── Data section
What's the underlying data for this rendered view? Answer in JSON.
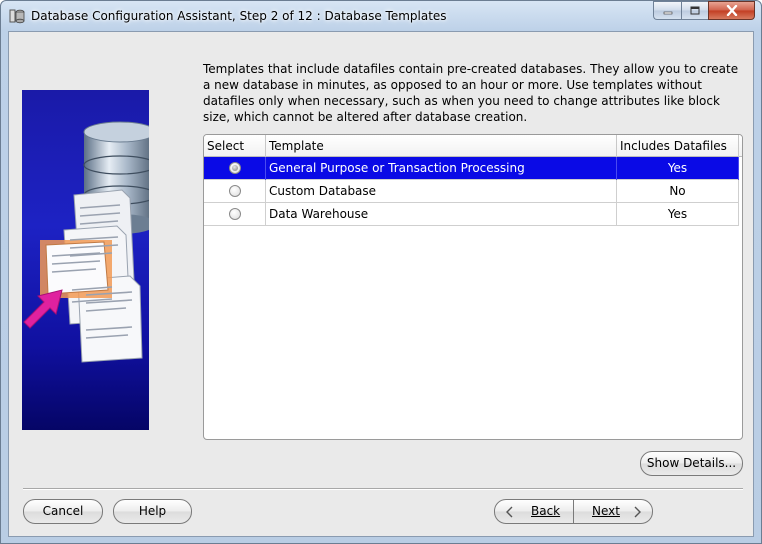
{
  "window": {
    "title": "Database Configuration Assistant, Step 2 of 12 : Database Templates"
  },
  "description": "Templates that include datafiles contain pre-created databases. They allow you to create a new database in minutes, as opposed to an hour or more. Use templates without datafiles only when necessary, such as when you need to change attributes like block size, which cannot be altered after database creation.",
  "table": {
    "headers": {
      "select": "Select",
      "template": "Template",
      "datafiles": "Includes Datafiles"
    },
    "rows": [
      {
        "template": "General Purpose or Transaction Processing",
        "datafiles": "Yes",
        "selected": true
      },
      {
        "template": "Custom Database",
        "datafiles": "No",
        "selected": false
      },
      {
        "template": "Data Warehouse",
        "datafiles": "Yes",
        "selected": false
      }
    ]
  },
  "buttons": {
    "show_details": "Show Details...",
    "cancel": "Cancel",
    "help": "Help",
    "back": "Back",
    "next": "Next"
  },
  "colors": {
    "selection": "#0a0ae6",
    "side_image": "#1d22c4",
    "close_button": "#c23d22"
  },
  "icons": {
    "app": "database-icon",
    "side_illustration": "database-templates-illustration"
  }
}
────
Task directions:
Leave the images out and output the remaining material exactly as it stands.

Exercise output:
What's the underlying data for this rendered view? Answer in JSON.
{
  "window": {
    "title": "Database Configuration Assistant, Step 2 of 12 : Database Templates"
  },
  "description": "Templates that include datafiles contain pre-created databases. They allow you to create a new database in minutes, as opposed to an hour or more. Use templates without datafiles only when necessary, such as when you need to change attributes like block size, which cannot be altered after database creation.",
  "table": {
    "headers": {
      "select": "Select",
      "template": "Template",
      "datafiles": "Includes Datafiles"
    },
    "rows": [
      {
        "template": "General Purpose or Transaction Processing",
        "datafiles": "Yes",
        "selected": true
      },
      {
        "template": "Custom Database",
        "datafiles": "No",
        "selected": false
      },
      {
        "template": "Data Warehouse",
        "datafiles": "Yes",
        "selected": false
      }
    ]
  },
  "buttons": {
    "show_details": "Show Details...",
    "cancel": "Cancel",
    "help": "Help",
    "back": "Back",
    "next": "Next"
  },
  "colors": {
    "selection": "#0a0ae6",
    "side_image": "#1d22c4",
    "close_button": "#c23d22"
  },
  "icons": {
    "app": "database-icon",
    "side_illustration": "database-templates-illustration"
  }
}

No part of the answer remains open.